[What is asked]:
Look through the material and copy each line holding "Park".

= = = = = = =

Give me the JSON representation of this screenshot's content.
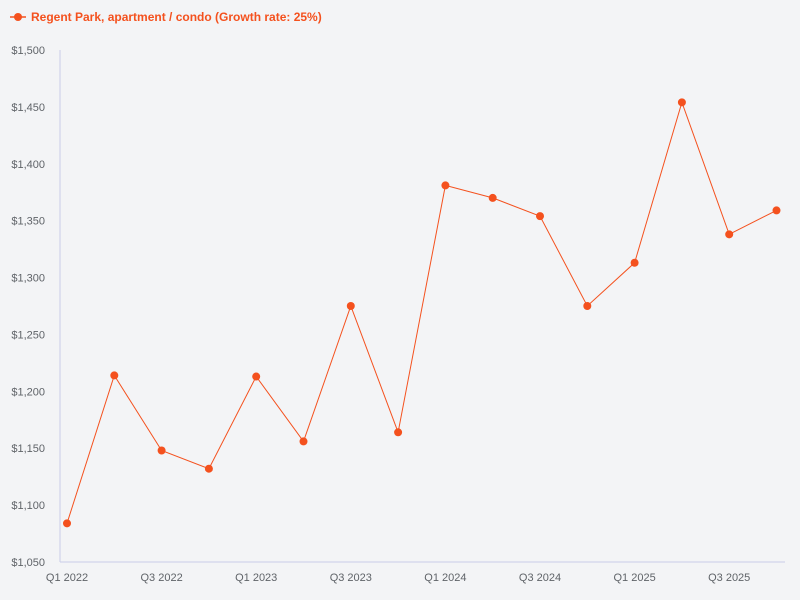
{
  "colors": {
    "series": "#f4511e",
    "axis": "#c9cde8",
    "tick_text": "#5f6368",
    "background": "#f3f4f6"
  },
  "legend": {
    "label": "Regent Park, apartment / condo (Growth rate: 25%)",
    "position": "top-left",
    "marker": "line-with-dot"
  },
  "chart_data": {
    "type": "line",
    "x": [
      "Q1 2022",
      "Q2 2022",
      "Q3 2022",
      "Q4 2022",
      "Q1 2023",
      "Q2 2023",
      "Q3 2023",
      "Q4 2023",
      "Q1 2024",
      "Q2 2024",
      "Q3 2024",
      "Q4 2024",
      "Q1 2025",
      "Q2 2025",
      "Q3 2025",
      "Q4 2025"
    ],
    "x_tick_labels": [
      "Q1 2022",
      "Q3 2022",
      "Q1 2023",
      "Q3 2023",
      "Q1 2024",
      "Q3 2024",
      "Q1 2025",
      "Q3 2025"
    ],
    "series": [
      {
        "name": "Regent Park, apartment / condo (Growth rate: 25%)",
        "values": [
          1084,
          1214,
          1148,
          1132,
          1213,
          1156,
          1275,
          1164,
          1381,
          1370,
          1354,
          1275,
          1313,
          1454,
          1338,
          1359
        ]
      }
    ],
    "y_tick_labels": [
      "$1,050",
      "$1,100",
      "$1,150",
      "$1,200",
      "$1,250",
      "$1,300",
      "$1,350",
      "$1,400",
      "$1,450",
      "$1,500"
    ],
    "ylim": [
      1050,
      1500
    ],
    "title": "",
    "xlabel": "",
    "ylabel": "",
    "grid": false
  }
}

= = = = = = =

[Problem solution]:
    "label": "Regent Park, apartment / condo (Growth rate: 25%)",
        "name": "Regent Park, apartment / condo (Growth rate: 25%)",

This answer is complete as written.